Objective
Copy every entry precisely.

Available records
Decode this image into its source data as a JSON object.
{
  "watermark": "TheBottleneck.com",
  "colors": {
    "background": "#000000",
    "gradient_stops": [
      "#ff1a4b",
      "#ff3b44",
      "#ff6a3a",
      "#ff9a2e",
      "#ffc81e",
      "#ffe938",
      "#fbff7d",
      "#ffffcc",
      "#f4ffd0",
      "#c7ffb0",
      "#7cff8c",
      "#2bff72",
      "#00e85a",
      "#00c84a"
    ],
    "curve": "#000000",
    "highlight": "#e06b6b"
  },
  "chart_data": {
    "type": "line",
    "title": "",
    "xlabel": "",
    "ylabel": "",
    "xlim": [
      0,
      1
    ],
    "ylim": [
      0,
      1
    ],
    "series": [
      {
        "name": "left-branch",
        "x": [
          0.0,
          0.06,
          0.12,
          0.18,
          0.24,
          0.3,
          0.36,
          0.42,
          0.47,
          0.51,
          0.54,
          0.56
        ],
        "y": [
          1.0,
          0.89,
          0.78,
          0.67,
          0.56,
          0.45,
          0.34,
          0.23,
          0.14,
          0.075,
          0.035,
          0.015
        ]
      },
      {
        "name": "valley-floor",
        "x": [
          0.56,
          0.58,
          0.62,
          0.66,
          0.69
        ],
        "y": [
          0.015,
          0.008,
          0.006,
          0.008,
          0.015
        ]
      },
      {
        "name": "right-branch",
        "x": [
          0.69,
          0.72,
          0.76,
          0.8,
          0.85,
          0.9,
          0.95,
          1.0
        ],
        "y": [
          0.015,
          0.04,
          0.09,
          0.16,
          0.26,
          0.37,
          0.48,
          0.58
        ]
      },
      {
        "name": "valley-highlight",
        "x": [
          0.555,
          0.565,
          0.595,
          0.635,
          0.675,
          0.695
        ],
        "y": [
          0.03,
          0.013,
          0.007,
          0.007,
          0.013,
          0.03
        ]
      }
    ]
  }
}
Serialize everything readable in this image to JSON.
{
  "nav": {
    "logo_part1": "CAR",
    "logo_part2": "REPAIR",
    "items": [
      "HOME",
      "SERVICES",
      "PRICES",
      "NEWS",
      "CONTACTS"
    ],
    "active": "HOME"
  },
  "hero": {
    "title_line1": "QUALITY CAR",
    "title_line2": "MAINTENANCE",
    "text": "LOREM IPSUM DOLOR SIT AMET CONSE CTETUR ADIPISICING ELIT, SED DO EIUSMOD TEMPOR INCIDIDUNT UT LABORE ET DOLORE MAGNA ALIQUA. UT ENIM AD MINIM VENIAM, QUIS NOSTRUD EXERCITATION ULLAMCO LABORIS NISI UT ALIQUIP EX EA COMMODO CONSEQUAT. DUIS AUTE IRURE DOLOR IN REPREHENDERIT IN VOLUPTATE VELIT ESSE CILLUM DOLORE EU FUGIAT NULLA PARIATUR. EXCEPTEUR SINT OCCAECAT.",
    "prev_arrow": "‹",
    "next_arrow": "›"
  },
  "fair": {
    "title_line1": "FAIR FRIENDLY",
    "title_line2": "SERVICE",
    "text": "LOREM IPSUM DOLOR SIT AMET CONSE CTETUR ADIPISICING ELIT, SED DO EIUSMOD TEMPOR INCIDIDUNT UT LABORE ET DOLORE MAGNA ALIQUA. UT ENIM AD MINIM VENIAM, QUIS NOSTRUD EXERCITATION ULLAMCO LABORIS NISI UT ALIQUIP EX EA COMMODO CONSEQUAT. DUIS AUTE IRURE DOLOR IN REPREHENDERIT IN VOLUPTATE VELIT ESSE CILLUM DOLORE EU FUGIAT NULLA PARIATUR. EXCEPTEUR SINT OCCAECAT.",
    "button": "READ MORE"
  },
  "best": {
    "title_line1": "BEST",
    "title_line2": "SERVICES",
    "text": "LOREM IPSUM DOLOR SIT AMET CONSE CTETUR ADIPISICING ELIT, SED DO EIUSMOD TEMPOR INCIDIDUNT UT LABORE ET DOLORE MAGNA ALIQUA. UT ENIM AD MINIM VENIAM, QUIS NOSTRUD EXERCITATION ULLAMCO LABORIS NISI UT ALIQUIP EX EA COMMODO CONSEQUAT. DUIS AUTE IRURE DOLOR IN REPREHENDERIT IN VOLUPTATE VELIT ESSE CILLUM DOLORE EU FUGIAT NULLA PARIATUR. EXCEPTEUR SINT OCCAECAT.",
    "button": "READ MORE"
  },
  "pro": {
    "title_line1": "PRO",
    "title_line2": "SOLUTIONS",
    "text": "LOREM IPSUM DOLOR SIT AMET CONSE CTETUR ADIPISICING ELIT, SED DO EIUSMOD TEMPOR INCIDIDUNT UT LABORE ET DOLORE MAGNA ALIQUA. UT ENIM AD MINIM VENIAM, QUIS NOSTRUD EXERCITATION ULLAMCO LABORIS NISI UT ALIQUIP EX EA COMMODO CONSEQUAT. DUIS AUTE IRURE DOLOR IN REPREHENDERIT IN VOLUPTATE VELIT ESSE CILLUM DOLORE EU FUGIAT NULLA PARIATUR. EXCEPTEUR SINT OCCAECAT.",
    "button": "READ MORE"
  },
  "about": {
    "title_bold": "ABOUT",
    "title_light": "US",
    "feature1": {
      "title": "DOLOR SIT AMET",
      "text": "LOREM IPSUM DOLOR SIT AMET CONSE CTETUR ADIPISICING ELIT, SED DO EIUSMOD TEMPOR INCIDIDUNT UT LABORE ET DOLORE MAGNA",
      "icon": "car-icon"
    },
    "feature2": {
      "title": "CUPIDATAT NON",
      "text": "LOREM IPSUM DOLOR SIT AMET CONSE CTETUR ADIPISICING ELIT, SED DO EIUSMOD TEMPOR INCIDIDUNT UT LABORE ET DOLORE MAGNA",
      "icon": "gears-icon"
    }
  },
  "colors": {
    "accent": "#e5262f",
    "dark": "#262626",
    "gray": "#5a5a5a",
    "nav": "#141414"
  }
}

Finished exercise
Decode this image into its source data as a JSON object.
{
  "watermark": "TheBottleneck.com",
  "colors": {
    "background": "#000000",
    "gradient_stops": [
      "#ff1a4b",
      "#ff3b44",
      "#ff6a3a",
      "#ff9a2e",
      "#ffc81e",
      "#ffe938",
      "#fbff7d",
      "#ffffcc",
      "#f4ffd0",
      "#c7ffb0",
      "#7cff8c",
      "#2bff72",
      "#00e85a",
      "#00c84a"
    ],
    "curve": "#000000",
    "highlight": "#e06b6b"
  },
  "chart_data": {
    "type": "line",
    "title": "",
    "xlabel": "",
    "ylabel": "",
    "xlim": [
      0,
      1
    ],
    "ylim": [
      0,
      1
    ],
    "series": [
      {
        "name": "left-branch",
        "x": [
          0.0,
          0.06,
          0.12,
          0.18,
          0.24,
          0.3,
          0.36,
          0.42,
          0.47,
          0.51,
          0.54,
          0.56
        ],
        "y": [
          1.0,
          0.89,
          0.78,
          0.67,
          0.56,
          0.45,
          0.34,
          0.23,
          0.14,
          0.075,
          0.035,
          0.015
        ]
      },
      {
        "name": "valley-floor",
        "x": [
          0.56,
          0.58,
          0.62,
          0.66,
          0.69
        ],
        "y": [
          0.015,
          0.008,
          0.006,
          0.008,
          0.015
        ]
      },
      {
        "name": "right-branch",
        "x": [
          0.69,
          0.72,
          0.76,
          0.8,
          0.85,
          0.9,
          0.95,
          1.0
        ],
        "y": [
          0.015,
          0.04,
          0.09,
          0.16,
          0.26,
          0.37,
          0.48,
          0.58
        ]
      },
      {
        "name": "valley-highlight",
        "x": [
          0.555,
          0.565,
          0.595,
          0.635,
          0.675,
          0.695
        ],
        "y": [
          0.03,
          0.013,
          0.007,
          0.007,
          0.013,
          0.03
        ]
      }
    ]
  }
}
Serialize everything readable in this image to JSON.
{
  "nav": {
    "logo_part1": "CAR",
    "logo_part2": "REPAIR",
    "items": [
      "HOME",
      "SERVICES",
      "PRICES",
      "NEWS",
      "CONTACTS"
    ],
    "active": "HOME"
  },
  "hero": {
    "title_line1": "QUALITY CAR",
    "title_line2": "MAINTENANCE",
    "text": "LOREM IPSUM DOLOR SIT AMET CONSE CTETUR ADIPISICING ELIT, SED DO EIUSMOD TEMPOR INCIDIDUNT UT LABORE ET DOLORE MAGNA ALIQUA. UT ENIM AD MINIM VENIAM, QUIS NOSTRUD EXERCITATION ULLAMCO LABORIS NISI UT ALIQUIP EX EA COMMODO CONSEQUAT. DUIS AUTE IRURE DOLOR IN REPREHENDERIT IN VOLUPTATE VELIT ESSE CILLUM DOLORE EU FUGIAT NULLA PARIATUR. EXCEPTEUR SINT OCCAECAT.",
    "prev_arrow": "‹",
    "next_arrow": "›"
  },
  "fair": {
    "title_line1": "FAIR FRIENDLY",
    "title_line2": "SERVICE",
    "text": "LOREM IPSUM DOLOR SIT AMET CONSE CTETUR ADIPISICING ELIT, SED DO EIUSMOD TEMPOR INCIDIDUNT UT LABORE ET DOLORE MAGNA ALIQUA. UT ENIM AD MINIM VENIAM, QUIS NOSTRUD EXERCITATION ULLAMCO LABORIS NISI UT ALIQUIP EX EA COMMODO CONSEQUAT. DUIS AUTE IRURE DOLOR IN REPREHENDERIT IN VOLUPTATE VELIT ESSE CILLUM DOLORE EU FUGIAT NULLA PARIATUR. EXCEPTEUR SINT OCCAECAT.",
    "button": "READ MORE"
  },
  "best": {
    "title_line1": "BEST",
    "title_line2": "SERVICES",
    "text": "LOREM IPSUM DOLOR SIT AMET CONSE CTETUR ADIPISICING ELIT, SED DO EIUSMOD TEMPOR INCIDIDUNT UT LABORE ET DOLORE MAGNA ALIQUA. UT ENIM AD MINIM VENIAM, QUIS NOSTRUD EXERCITATION ULLAMCO LABORIS NISI UT ALIQUIP EX EA COMMODO CONSEQUAT. DUIS AUTE IRURE DOLOR IN REPREHENDERIT IN VOLUPTATE VELIT ESSE CILLUM DOLORE EU FUGIAT NULLA PARIATUR. EXCEPTEUR SINT OCCAECAT.",
    "button": "READ MORE"
  },
  "pro": {
    "title_line1": "PRO",
    "title_line2": "SOLUTIONS",
    "text": "LOREM IPSUM DOLOR SIT AMET CONSE CTETUR ADIPISICING ELIT, SED DO EIUSMOD TEMPOR INCIDIDUNT UT LABORE ET DOLORE MAGNA ALIQUA. UT ENIM AD MINIM VENIAM, QUIS NOSTRUD EXERCITATION ULLAMCO LABORIS NISI UT ALIQUIP EX EA COMMODO CONSEQUAT. DUIS AUTE IRURE DOLOR IN REPREHENDERIT IN VOLUPTATE VELIT ESSE CILLUM DOLORE EU FUGIAT NULLA PARIATUR. EXCEPTEUR SINT OCCAECAT.",
    "button": "READ MORE"
  },
  "about": {
    "title_bold": "ABOUT",
    "title_light": "US",
    "feature1": {
      "title": "DOLOR SIT AMET",
      "text": "LOREM IPSUM DOLOR SIT AMET CONSE CTETUR ADIPISICING ELIT, SED DO EIUSMOD TEMPOR INCIDIDUNT UT LABORE ET DOLORE MAGNA",
      "icon": "car-icon"
    },
    "feature2": {
      "title": "CUPIDATAT NON",
      "text": "LOREM IPSUM DOLOR SIT AMET CONSE CTETUR ADIPISICING ELIT, SED DO EIUSMOD TEMPOR INCIDIDUNT UT LABORE ET DOLORE MAGNA",
      "icon": "gears-icon"
    }
  },
  "colors": {
    "accent": "#e5262f",
    "dark": "#262626",
    "gray": "#5a5a5a",
    "nav": "#141414"
  }
}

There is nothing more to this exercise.